_The request_. Every line from the one with "Extract the structured" to the end of the data needs to be copied exactly, and no line before it.

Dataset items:
- - -

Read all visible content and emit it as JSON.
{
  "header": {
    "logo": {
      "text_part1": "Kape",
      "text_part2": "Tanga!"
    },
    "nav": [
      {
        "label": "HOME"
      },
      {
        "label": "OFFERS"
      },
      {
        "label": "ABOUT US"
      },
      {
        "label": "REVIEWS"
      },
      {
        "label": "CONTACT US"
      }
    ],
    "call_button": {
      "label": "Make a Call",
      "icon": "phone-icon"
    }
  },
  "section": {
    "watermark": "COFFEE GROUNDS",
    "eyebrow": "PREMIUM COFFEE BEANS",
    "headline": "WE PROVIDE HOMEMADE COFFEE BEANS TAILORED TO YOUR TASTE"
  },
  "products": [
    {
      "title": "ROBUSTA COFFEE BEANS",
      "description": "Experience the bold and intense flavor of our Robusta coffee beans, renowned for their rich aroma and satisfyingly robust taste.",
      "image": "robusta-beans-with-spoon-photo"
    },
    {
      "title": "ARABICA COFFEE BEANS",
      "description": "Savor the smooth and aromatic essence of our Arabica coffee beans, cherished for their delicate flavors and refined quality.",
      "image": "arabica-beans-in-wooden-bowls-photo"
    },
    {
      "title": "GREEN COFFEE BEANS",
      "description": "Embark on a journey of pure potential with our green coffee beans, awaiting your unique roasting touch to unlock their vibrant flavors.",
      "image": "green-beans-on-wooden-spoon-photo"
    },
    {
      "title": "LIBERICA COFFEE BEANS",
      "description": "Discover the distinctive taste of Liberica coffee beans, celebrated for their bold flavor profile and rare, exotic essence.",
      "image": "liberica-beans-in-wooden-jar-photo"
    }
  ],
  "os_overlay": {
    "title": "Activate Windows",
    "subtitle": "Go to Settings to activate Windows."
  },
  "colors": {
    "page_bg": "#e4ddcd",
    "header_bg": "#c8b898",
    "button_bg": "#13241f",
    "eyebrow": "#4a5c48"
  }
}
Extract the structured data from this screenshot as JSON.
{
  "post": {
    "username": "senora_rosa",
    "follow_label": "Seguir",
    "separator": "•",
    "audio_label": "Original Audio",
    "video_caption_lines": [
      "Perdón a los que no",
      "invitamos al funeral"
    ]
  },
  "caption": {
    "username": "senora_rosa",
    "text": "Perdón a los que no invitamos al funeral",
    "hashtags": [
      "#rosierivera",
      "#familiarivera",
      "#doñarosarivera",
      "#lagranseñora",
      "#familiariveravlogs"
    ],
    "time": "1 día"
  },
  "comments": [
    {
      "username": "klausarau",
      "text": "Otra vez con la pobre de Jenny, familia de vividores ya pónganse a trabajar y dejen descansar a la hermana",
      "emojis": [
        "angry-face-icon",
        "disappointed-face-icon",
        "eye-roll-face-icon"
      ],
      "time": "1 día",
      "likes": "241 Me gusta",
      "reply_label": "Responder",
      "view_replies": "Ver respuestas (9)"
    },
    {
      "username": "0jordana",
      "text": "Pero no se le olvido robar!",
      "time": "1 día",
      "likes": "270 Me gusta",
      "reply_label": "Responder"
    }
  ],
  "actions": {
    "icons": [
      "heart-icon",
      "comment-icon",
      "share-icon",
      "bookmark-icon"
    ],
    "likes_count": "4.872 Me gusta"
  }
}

- - -

_Right answer_.
Extract the structured data from this screenshot as JSON.
{
  "post": {
    "username": "senora_rosa",
    "follow_label": "Seguir",
    "separator": "•",
    "audio_label": "Original Audio",
    "video_caption_lines": [
      "Perdón a los que no",
      "invitamos al funeral"
    ]
  },
  "caption": {
    "username": "senora_rosa",
    "text": "Perdón a los que no invitamos al funeral",
    "hashtags": [
      "#rosierivera",
      "#familiarivera",
      "#doñarosarivera",
      "#lagranseñora",
      "#familiariveravlogs"
    ],
    "time": "1 día"
  },
  "comments": [
    {
      "username": "klausarau",
      "text": "Otra vez con la pobre de Jenny, familia de vividores ya pónganse a trabajar y dejen descansar a la hermana",
      "emojis": [
        "angry-face-icon",
        "disappointed-face-icon",
        "eye-roll-face-icon"
      ],
      "time": "1 día",
      "likes": "241 Me gusta",
      "reply_label": "Responder",
      "view_replies": "Ver respuestas (9)"
    },
    {
      "username": "0jordana",
      "text": "Pero no se le olvido robar!",
      "time": "1 día",
      "likes": "270 Me gusta",
      "reply_label": "Responder"
    }
  ],
  "actions": {
    "icons": [
      "heart-icon",
      "comment-icon",
      "share-icon",
      "bookmark-icon"
    ],
    "likes_count": "4.872 Me gusta"
  }
}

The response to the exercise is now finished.